» Given exercise
From the entries below, tally how many lines contain "Phòng" and report only that figure.

#### Supplied data

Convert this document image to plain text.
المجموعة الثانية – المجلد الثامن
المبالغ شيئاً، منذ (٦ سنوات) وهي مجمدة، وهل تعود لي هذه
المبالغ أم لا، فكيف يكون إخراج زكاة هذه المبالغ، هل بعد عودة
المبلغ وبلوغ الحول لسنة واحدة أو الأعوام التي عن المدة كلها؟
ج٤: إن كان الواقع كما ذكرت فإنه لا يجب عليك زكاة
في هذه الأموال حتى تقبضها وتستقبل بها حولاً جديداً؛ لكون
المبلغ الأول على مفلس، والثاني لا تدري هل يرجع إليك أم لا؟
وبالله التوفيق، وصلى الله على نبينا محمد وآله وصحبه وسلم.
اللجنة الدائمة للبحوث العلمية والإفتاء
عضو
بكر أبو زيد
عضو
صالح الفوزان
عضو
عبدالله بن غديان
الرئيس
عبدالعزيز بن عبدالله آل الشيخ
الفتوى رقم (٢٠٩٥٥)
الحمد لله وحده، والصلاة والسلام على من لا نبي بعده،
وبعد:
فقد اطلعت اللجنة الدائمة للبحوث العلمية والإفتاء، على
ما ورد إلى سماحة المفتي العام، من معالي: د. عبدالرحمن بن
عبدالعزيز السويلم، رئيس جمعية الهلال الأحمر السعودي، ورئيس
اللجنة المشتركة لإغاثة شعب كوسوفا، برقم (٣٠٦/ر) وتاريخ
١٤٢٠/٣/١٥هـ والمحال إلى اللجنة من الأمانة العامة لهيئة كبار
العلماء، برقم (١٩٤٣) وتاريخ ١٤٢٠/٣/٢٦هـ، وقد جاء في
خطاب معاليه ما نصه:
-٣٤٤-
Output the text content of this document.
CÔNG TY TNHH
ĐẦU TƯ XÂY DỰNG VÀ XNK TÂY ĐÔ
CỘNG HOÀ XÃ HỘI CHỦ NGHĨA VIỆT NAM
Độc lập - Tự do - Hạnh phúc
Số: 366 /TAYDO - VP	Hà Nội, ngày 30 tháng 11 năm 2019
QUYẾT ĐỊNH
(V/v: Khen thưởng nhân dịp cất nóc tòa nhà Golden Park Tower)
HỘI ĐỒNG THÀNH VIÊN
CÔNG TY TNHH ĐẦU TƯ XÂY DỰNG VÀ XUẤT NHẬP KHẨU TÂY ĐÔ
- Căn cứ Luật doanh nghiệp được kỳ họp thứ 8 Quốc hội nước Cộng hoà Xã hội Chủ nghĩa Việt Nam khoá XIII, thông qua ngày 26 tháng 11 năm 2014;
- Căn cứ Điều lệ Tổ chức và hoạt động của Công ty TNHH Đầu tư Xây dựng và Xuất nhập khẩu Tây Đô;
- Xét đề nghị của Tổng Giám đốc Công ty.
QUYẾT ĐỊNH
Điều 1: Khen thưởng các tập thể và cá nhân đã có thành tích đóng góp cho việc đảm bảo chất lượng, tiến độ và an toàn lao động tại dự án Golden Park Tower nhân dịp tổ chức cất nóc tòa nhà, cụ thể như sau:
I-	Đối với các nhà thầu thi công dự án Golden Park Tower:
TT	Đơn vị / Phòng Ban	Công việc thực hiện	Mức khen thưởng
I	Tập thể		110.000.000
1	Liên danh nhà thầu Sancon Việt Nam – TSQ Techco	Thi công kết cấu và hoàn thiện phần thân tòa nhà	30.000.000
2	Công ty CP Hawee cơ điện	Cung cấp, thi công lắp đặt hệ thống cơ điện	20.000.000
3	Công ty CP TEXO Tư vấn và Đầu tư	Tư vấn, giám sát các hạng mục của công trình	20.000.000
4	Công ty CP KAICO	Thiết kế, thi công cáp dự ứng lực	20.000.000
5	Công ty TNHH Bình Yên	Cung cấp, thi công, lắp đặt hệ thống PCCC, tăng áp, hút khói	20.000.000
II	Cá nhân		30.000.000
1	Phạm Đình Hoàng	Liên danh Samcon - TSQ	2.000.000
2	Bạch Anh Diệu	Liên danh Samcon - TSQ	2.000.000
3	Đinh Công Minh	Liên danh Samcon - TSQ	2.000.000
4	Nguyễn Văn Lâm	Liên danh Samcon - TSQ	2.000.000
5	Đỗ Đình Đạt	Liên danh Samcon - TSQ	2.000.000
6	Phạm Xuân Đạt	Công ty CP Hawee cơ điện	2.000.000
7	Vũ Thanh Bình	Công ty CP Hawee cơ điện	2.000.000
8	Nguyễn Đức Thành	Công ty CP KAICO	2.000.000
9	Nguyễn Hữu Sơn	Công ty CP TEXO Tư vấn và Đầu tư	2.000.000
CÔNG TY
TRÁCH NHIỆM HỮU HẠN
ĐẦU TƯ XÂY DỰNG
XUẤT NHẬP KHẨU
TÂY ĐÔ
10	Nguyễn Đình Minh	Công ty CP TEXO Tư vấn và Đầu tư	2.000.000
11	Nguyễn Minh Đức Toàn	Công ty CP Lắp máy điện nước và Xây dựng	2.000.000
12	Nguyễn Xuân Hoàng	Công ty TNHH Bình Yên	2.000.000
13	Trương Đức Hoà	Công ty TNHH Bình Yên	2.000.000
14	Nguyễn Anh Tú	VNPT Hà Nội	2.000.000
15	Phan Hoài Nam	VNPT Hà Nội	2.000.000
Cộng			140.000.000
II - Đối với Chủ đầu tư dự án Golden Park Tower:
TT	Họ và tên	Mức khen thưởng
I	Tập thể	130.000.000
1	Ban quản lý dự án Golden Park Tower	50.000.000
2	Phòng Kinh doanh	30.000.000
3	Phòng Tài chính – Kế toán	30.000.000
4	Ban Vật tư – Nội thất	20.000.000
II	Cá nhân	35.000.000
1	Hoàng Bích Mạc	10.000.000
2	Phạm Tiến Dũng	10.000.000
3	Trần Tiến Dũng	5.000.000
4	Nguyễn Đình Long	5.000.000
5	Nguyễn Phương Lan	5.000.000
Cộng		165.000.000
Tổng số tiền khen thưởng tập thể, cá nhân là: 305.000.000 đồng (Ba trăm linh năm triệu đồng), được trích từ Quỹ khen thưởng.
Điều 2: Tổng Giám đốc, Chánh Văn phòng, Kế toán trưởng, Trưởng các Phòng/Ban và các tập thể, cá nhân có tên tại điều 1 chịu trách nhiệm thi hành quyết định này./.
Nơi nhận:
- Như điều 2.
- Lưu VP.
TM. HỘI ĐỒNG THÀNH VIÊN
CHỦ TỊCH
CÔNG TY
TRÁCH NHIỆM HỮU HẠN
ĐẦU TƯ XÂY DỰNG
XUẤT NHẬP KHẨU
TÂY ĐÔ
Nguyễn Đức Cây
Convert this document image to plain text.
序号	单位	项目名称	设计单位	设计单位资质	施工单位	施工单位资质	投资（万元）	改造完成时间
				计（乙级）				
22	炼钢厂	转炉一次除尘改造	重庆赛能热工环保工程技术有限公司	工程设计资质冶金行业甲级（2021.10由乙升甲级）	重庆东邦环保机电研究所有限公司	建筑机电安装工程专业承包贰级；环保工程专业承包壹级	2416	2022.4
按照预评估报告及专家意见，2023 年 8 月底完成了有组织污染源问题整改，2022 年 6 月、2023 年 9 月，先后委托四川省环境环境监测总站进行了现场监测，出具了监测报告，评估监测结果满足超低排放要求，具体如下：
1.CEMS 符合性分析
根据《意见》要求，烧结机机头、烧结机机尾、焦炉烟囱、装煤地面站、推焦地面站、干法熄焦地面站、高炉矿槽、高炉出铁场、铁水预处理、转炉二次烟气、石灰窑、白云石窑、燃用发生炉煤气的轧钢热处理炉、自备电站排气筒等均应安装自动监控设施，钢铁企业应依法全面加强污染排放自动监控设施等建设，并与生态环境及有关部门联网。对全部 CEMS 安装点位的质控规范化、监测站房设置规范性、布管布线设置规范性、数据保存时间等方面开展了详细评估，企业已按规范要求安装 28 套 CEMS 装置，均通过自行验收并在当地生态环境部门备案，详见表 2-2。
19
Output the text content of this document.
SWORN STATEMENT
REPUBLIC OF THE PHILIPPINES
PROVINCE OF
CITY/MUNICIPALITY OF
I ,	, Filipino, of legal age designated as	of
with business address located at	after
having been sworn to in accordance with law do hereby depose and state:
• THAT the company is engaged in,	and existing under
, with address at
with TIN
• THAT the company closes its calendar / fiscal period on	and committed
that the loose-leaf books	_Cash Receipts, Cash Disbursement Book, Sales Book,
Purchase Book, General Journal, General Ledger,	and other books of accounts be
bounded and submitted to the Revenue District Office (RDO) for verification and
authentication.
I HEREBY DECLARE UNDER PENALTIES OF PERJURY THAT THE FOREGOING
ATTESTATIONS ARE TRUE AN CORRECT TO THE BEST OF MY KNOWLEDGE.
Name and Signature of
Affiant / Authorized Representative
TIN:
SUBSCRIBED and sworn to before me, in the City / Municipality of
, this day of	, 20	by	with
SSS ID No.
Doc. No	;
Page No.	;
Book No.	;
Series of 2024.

########

» Solution to this problem
4